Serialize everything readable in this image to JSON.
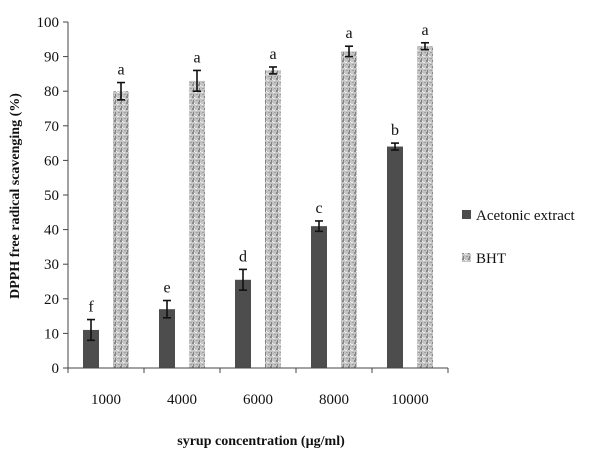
{
  "chart_data": {
    "type": "bar",
    "title": "",
    "xlabel": "syrup concentration (µg/ml)",
    "ylabel": "DPPH free radical scavenging (%)",
    "ylim": [
      0,
      100
    ],
    "yticks": [
      0,
      10,
      20,
      30,
      40,
      50,
      60,
      70,
      80,
      90,
      100
    ],
    "categories": [
      "1000",
      "4000",
      "6000",
      "8000",
      "10000"
    ],
    "grid": false,
    "legend_position": "right",
    "series": [
      {
        "name": "Acetonic extract",
        "color": "#4d4d4d",
        "fill": "solid-dark-gray",
        "values": [
          11,
          17,
          25.5,
          41,
          64
        ],
        "errors": [
          3,
          2.5,
          3,
          1.5,
          1
        ],
        "labels": [
          "f",
          "e",
          "d",
          "c",
          "b"
        ]
      },
      {
        "name": "BHT",
        "color": "#b8b8b8",
        "fill": "speckled-light-gray",
        "values": [
          80,
          83,
          86,
          91.5,
          93
        ],
        "errors": [
          2.5,
          3,
          1,
          1.5,
          1
        ],
        "labels": [
          "a",
          "a",
          "a",
          "a",
          "a"
        ]
      }
    ]
  }
}
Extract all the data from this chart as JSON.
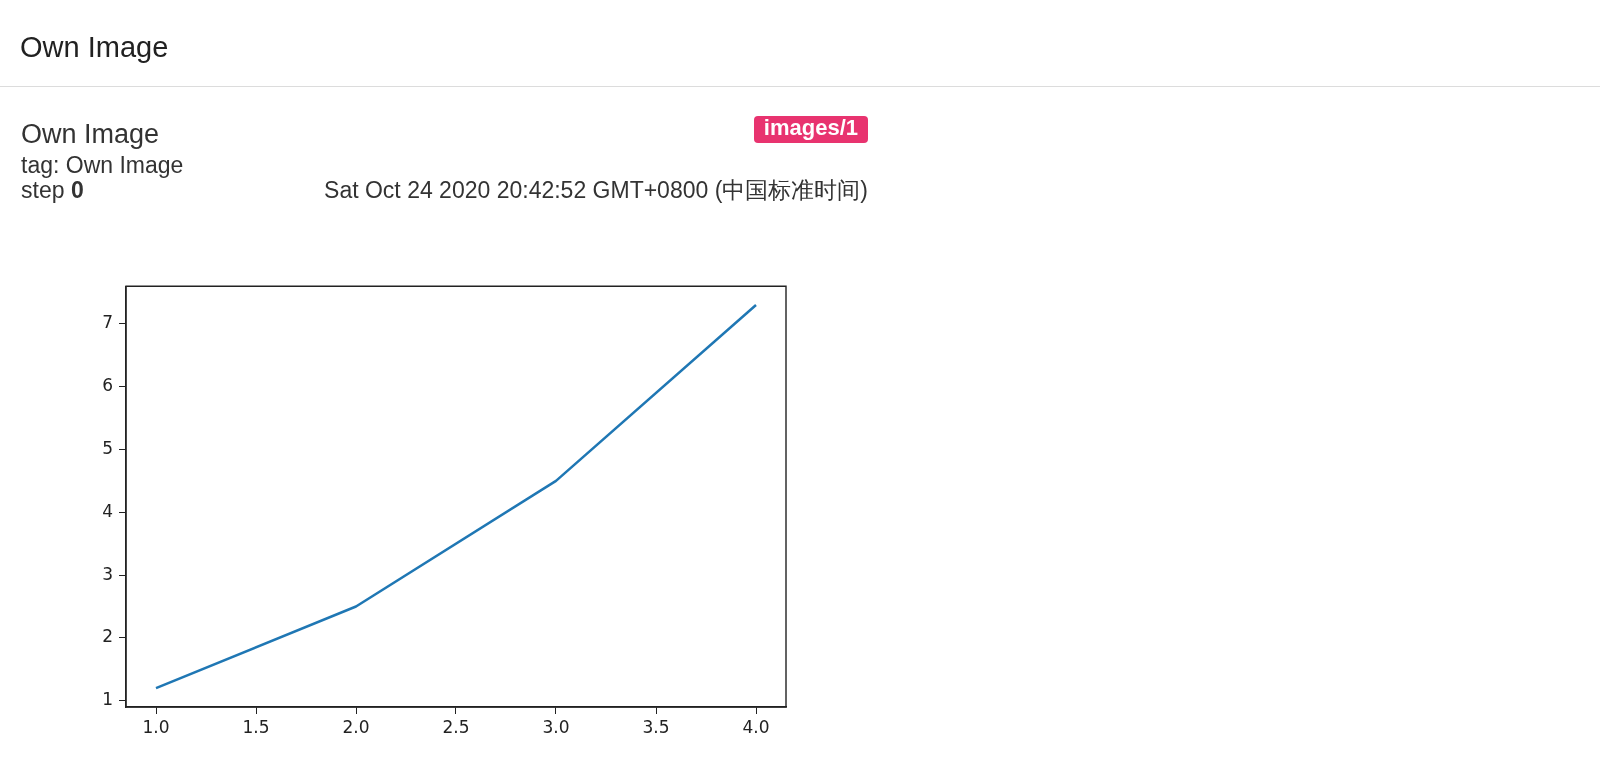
{
  "chart_data": {
    "type": "line",
    "title": "Own Image",
    "subtitle": "Own Image",
    "annotations": [
      "tag: Own Image",
      "step 0",
      "images/1",
      "Sat Oct 24 2020 20:42:52 GMT+0800 (中国标准时间)"
    ],
    "x": [
      1,
      2,
      3,
      4
    ],
    "values": [
      1.2,
      2.5,
      4.5,
      7.3
    ],
    "color": "#1f77b4",
    "xlim": [
      0.85,
      4.15
    ],
    "xticks": [
      {
        "value": 1,
        "label": "1.0"
      },
      1.5,
      {
        "value": 2,
        "label": "2.0"
      },
      2.5,
      {
        "value": 3,
        "label": "3.0"
      },
      3.5,
      {
        "value": 4,
        "label": "4.0"
      }
    ],
    "ylim": [
      0.9,
      7.6
    ],
    "yticks": [
      1,
      2,
      3,
      4,
      5,
      6,
      7
    ],
    "grid": false,
    "marker": "none",
    "line_style": "solid"
  }
}
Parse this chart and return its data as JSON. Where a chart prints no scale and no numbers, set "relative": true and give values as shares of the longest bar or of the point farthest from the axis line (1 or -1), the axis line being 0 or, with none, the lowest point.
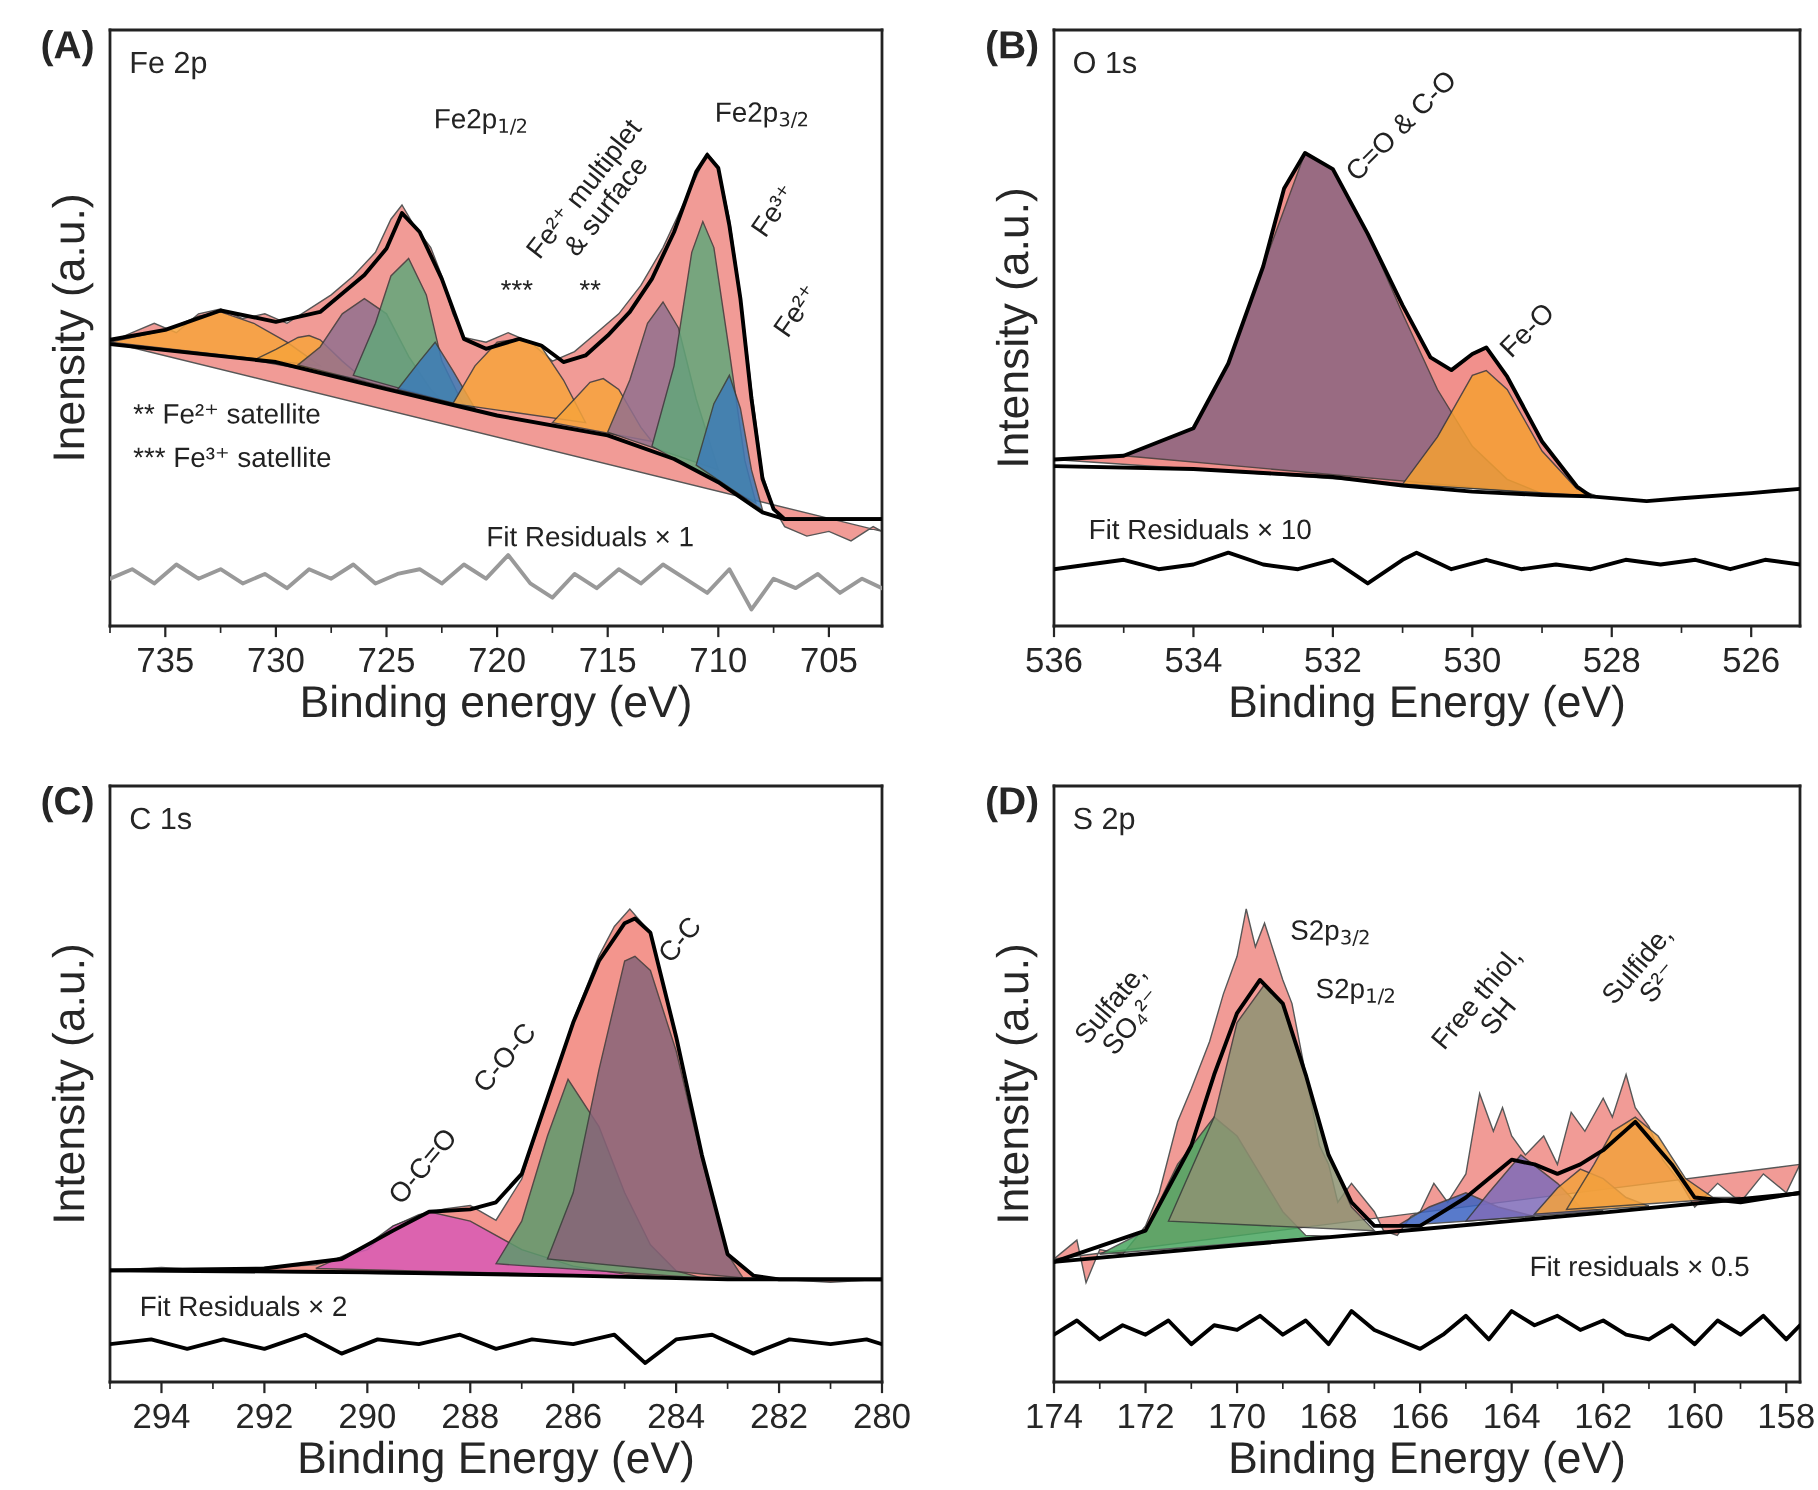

#### What you need to do:
Output the data above without changes, apart from leaving out the pictures.

#### The solution:
Serialize everything readable in this image to JSON.
{
  "chart_data": {
    "type": "bar",
    "title": "",
    "xlabel": "syrup concentration (µg/ml)",
    "ylabel": "DPPH free radical scavenging (%)",
    "ylim": [
      0,
      100
    ],
    "yticks": [
      0,
      10,
      20,
      30,
      40,
      50,
      60,
      70,
      80,
      90,
      100
    ],
    "categories": [
      "1000",
      "4000",
      "6000",
      "8000",
      "10000"
    ],
    "grid": false,
    "legend_position": "right",
    "series": [
      {
        "name": "Acetonic extract",
        "color": "#4d4d4d",
        "fill": "solid-dark-gray",
        "values": [
          11,
          17,
          25.5,
          41,
          64
        ],
        "errors": [
          3,
          2.5,
          3,
          1.5,
          1
        ],
        "labels": [
          "f",
          "e",
          "d",
          "c",
          "b"
        ]
      },
      {
        "name": "BHT",
        "color": "#b8b8b8",
        "fill": "speckled-light-gray",
        "values": [
          80,
          83,
          86,
          91.5,
          93
        ],
        "errors": [
          2.5,
          3,
          1,
          1.5,
          1
        ],
        "labels": [
          "a",
          "a",
          "a",
          "a",
          "a"
        ]
      }
    ]
  }
}
Extract all the data from this chart as JSON.
{
  "chart_data": {
    "type": "line",
    "title": "Own Image",
    "subtitle": "Own Image",
    "annotations": [
      "tag: Own Image",
      "step 0",
      "images/1",
      "Sat Oct 24 2020 20:42:52 GMT+0800 (中国标准时间)"
    ],
    "x": [
      1,
      2,
      3,
      4
    ],
    "values": [
      1.2,
      2.5,
      4.5,
      7.3
    ],
    "color": "#1f77b4",
    "xlim": [
      0.85,
      4.15
    ],
    "xticks": [
      {
        "value": 1,
        "label": "1.0"
      },
      1.5,
      {
        "value": 2,
        "label": "2.0"
      },
      2.5,
      {
        "value": 3,
        "label": "3.0"
      },
      3.5,
      {
        "value": 4,
        "label": "4.0"
      }
    ],
    "ylim": [
      0.9,
      7.6
    ],
    "yticks": [
      1,
      2,
      3,
      4,
      5,
      6,
      7
    ],
    "grid": false,
    "marker": "none",
    "line_style": "solid"
  }
}
Parse this chart and return its data as JSON. Where a chart prints no scale and no numbers, set "relative": true and give values as shares of the longest bar or of the point farthest from the axis line (1 or -1), the axis line being 0 or, with none, the lowest point.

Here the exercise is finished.